**Problem requirements**: Gather every line holding the string "Βασιλίσσης".

--- Start of Records for this exercise ---

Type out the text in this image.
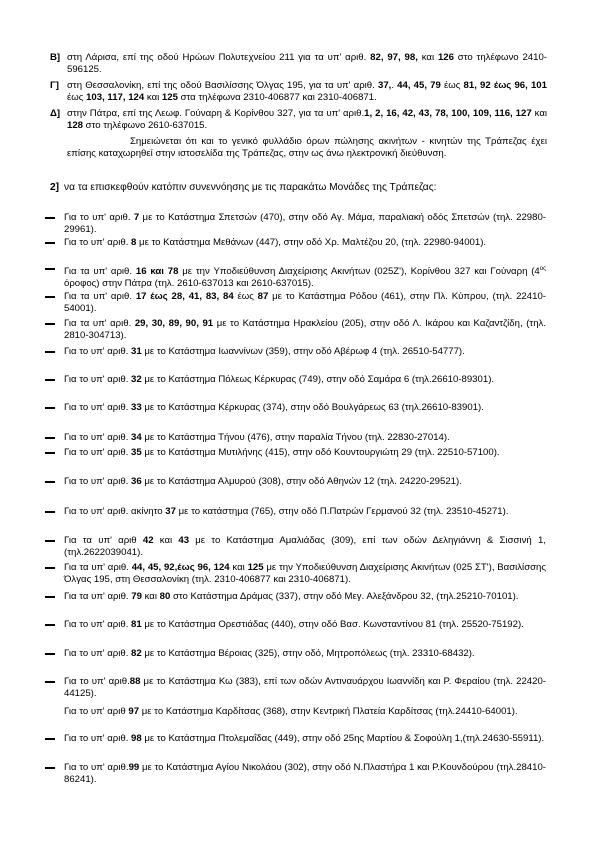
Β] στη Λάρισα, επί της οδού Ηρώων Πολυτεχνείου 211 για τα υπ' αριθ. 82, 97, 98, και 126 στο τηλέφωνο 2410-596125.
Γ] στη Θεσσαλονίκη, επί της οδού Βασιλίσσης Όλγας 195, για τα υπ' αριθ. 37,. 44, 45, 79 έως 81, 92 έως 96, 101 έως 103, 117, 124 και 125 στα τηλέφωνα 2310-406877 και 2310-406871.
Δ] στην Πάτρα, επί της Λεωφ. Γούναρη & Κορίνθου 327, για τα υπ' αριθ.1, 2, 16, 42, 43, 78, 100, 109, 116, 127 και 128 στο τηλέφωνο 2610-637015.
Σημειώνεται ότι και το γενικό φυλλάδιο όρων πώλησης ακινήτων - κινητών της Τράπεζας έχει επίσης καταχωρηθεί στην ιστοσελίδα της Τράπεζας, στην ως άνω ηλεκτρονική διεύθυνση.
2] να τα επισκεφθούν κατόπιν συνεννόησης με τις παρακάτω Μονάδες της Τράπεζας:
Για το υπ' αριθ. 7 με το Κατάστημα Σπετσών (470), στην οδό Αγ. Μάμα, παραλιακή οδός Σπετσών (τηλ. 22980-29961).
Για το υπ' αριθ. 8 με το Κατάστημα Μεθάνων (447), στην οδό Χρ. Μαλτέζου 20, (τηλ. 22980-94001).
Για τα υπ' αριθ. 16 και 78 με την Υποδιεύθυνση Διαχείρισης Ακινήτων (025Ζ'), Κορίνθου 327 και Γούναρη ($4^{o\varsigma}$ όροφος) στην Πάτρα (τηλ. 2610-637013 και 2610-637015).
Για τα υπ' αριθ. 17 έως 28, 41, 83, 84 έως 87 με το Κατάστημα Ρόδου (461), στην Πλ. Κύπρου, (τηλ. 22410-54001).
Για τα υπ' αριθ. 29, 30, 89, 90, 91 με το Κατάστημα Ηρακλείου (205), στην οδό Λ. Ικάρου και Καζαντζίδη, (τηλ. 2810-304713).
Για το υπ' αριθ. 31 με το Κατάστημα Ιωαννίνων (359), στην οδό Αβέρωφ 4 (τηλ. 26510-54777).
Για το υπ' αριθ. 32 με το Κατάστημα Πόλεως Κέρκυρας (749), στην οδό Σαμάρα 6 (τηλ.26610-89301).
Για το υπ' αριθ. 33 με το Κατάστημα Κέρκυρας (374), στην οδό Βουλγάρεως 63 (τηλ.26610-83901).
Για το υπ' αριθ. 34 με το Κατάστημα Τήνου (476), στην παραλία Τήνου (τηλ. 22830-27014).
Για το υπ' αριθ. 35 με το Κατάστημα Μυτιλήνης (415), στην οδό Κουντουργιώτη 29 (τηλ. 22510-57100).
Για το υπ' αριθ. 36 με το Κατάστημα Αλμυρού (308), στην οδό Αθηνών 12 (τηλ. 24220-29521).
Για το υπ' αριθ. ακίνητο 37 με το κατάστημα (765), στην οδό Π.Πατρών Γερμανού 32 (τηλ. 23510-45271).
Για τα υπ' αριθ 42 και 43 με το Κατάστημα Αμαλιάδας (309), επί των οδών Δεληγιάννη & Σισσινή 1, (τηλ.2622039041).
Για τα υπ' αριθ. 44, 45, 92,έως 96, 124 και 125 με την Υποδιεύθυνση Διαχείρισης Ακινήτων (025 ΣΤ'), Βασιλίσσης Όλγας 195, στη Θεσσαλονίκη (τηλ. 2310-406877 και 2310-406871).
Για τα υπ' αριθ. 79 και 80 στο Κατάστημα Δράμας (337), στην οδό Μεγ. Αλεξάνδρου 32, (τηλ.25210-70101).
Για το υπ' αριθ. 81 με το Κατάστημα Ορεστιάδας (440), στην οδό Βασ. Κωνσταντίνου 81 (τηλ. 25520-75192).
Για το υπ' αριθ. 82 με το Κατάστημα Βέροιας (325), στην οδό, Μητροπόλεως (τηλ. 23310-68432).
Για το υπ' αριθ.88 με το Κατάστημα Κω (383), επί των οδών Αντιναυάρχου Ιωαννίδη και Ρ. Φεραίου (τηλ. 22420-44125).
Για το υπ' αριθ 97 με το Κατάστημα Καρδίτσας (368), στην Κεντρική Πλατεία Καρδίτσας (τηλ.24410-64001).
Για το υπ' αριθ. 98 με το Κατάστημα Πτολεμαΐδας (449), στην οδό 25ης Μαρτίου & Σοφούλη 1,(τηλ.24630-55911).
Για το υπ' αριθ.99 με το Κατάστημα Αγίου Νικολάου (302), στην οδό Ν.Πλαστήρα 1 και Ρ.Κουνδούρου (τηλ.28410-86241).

--- End of Records for this exercise ---

**Solution for this problem**:
Γ] στη Θεσσαλονίκη, επί της οδού Βασιλίσσης Όλγας 195, για τα υπ' αριθ. 37,. 44, 45, 79 έως 81, 92 έως 96, 101 έως 103, 117, 124 και 125 στα τηλέφωνα 2310-406877 και 2310-406871.
Για τα υπ' αριθ. 44, 45, 92,έως 96, 124 και 125 με την Υποδιεύθυνση Διαχείρισης Ακινήτων (025 ΣΤ'), Βασιλίσσης Όλγας 195, στη Θεσσαλονίκη (τηλ. 2310-406877 και 2310-406871).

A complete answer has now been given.